** begin Source text **

However, the Groundwater Development and Management Act of 2003, applicable to Tamil Nadu except Chennai, which was informed by progressive principles (National Water Policy of 2002), was never notified and finally repealed in 2013 (Groundwater Development and Management Repeal Ordinance), although Madras High Court repeatedly urged the government, not to allow any person to draw and sell the groundwater until that act would be notified (Pachai Perumal v District Collector of 8 July 2011).

The Tamil Nadu Groundwater Development and Management Act aimed at the protection of groundwater resources, established safeguards against overexploitation, and proposed planned development and proper water management. By Section 9(3) an authority established by this law ‘shall have power to direct, regulate and control the development, extraction and utilization of groundwater’ and by Section 5 it ‘may direct the disposal of mine water in a manner that it may be directly used by the farmers and its recharge, if feasible to augment ground-water storage’. The government's promise to bring back the law in a modified form is not realized. The repeal of the act shows a reversing trend in groundwater policy making.

** end Source text **

* [Challenge A] According to the Tamil Nadu groundwater text, in what year was the 2003 act repealed, and by what instrument?
* [Challenge B] Reproduce the portion of the Tamil Nadu groundwater text starting with "The Tamil Nadu" and going on through "groundwater policy making.".

** begin Material supplied **

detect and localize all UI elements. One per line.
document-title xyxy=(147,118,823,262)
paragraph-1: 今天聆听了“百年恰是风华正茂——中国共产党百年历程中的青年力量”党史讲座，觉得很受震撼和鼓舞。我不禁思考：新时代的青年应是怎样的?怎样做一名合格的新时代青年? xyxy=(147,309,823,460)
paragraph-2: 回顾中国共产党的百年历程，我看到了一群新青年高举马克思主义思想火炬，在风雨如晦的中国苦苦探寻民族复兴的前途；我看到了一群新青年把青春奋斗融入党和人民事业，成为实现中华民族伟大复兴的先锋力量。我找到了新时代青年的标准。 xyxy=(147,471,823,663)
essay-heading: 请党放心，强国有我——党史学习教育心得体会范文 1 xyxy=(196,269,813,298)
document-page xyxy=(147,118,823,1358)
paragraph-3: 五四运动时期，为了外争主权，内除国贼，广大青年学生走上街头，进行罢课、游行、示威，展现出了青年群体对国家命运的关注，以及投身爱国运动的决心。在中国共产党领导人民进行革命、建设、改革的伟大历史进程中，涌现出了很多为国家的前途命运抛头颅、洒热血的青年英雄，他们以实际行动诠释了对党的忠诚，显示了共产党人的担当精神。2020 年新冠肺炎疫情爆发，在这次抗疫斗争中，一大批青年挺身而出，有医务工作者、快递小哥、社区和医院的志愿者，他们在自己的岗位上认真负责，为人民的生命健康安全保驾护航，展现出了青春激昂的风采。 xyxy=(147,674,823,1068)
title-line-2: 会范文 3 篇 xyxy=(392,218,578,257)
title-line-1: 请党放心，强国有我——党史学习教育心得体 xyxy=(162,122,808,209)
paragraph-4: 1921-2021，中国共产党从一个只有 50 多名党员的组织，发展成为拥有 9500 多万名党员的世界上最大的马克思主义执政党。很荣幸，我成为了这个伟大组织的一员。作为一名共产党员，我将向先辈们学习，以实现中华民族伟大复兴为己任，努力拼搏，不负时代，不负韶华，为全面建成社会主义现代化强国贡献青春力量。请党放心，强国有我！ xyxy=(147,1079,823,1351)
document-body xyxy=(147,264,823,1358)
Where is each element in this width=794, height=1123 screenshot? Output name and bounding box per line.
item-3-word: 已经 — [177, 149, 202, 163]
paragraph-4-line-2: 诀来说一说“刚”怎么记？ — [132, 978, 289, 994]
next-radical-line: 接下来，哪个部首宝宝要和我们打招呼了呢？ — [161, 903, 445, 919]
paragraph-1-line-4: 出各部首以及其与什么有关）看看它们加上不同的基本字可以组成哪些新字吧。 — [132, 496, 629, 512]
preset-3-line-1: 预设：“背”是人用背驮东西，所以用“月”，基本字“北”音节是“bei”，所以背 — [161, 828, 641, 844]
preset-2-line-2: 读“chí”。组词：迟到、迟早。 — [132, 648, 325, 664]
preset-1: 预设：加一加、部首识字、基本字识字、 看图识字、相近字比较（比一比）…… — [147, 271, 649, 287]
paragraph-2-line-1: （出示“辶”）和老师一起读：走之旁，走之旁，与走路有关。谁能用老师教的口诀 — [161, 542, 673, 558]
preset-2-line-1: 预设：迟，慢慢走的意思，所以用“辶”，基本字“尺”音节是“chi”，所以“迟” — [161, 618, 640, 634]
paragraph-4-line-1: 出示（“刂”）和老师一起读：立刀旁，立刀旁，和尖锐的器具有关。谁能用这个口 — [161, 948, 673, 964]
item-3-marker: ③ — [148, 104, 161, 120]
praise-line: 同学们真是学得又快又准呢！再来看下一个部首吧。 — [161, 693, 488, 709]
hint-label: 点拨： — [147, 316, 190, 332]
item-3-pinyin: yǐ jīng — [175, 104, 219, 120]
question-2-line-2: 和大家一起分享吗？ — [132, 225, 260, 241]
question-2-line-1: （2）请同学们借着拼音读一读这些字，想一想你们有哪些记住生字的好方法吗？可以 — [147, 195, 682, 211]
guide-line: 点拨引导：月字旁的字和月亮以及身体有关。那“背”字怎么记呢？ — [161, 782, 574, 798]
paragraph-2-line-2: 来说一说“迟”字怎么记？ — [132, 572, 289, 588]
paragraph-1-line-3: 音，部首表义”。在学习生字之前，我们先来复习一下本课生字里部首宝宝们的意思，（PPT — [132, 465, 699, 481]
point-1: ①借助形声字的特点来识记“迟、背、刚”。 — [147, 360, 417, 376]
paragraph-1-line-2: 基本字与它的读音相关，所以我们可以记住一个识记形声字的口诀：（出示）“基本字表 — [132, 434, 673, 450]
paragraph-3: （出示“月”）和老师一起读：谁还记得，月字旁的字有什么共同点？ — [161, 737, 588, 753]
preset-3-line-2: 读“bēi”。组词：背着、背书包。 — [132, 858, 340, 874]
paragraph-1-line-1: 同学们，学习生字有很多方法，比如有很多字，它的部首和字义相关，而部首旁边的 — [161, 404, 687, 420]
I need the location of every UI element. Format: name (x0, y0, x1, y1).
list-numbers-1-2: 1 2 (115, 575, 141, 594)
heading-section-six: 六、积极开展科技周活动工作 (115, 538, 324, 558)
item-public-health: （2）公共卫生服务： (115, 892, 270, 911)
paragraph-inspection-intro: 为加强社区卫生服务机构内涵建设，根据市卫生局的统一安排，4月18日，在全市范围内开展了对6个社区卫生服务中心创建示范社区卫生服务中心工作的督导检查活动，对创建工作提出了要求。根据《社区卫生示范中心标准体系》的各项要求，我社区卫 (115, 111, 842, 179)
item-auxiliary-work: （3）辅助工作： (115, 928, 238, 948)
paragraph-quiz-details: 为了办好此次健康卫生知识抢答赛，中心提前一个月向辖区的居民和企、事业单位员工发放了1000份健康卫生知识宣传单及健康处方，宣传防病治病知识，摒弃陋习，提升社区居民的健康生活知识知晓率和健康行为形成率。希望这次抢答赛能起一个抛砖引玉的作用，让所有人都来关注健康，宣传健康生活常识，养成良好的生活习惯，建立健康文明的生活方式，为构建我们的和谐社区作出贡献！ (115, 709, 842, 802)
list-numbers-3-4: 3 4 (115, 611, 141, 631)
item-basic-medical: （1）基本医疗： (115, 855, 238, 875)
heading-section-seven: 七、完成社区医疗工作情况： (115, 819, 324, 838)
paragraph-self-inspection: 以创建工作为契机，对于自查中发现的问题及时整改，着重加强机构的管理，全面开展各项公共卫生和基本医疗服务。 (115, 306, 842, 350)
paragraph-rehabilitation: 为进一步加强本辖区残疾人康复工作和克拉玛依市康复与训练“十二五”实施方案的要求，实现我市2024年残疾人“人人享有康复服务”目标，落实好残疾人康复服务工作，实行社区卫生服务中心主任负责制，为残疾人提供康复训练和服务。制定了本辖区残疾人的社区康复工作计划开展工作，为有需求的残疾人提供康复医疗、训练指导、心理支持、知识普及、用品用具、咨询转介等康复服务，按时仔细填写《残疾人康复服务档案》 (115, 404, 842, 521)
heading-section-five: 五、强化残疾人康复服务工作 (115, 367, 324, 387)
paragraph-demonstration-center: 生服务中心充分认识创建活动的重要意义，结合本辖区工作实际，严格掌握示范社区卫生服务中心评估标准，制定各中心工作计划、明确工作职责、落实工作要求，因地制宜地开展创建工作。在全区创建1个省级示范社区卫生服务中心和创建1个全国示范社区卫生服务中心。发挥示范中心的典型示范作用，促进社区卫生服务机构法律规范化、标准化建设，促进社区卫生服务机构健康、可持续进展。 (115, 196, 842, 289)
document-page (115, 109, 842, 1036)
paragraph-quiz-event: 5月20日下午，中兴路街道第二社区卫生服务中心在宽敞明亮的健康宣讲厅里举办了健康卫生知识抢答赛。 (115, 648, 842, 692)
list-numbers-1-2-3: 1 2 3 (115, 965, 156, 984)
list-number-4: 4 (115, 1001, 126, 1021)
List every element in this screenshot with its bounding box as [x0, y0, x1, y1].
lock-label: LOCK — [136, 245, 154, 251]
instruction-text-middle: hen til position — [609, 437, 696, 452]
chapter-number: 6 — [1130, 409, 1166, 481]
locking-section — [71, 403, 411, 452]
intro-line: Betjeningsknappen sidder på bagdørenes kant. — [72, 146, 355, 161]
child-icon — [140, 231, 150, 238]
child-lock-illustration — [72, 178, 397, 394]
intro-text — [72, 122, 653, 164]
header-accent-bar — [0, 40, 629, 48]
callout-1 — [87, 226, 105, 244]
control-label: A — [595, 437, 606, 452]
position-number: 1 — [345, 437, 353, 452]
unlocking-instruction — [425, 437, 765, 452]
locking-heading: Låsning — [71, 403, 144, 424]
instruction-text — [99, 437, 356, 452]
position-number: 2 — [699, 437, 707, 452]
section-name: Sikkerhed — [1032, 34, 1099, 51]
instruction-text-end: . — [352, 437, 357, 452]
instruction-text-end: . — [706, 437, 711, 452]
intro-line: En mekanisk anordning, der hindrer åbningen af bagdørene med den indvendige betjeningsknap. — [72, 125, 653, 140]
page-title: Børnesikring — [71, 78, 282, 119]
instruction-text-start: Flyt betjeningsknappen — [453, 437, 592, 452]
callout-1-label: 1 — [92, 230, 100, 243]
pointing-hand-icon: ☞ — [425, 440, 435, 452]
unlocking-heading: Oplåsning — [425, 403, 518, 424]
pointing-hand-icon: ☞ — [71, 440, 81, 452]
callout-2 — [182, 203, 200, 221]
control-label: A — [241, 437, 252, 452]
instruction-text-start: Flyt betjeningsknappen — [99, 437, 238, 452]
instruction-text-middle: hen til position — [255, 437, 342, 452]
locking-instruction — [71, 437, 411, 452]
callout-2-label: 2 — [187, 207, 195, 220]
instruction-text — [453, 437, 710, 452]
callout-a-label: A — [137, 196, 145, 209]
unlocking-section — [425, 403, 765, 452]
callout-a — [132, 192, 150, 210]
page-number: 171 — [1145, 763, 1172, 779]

** end Material supplied **

* [Complete answer A] It was repealed in 2013 by the Groundwater Development and Management Repeal Ordinance.

* [Complete answer B]
The Tamil Nadu Groundwater Development and Management Act aimed at the protection of groundwater resources, established safeguards against overexploitation, and proposed planned development and proper water management. By Section 9(3) an authority established by this law ‘shall have power to direct, regulate and control the development, extraction and utilization of groundwater’ and by Section 5 it ‘may direct the disposal of mine water in a manner that it may be directly used by the farmers and its recharge, if feasible to augment ground-water storage’. The government's promise to bring back the law in a modified form is not realized. The repeal of the act shows a reversing trend in groundwater policy making.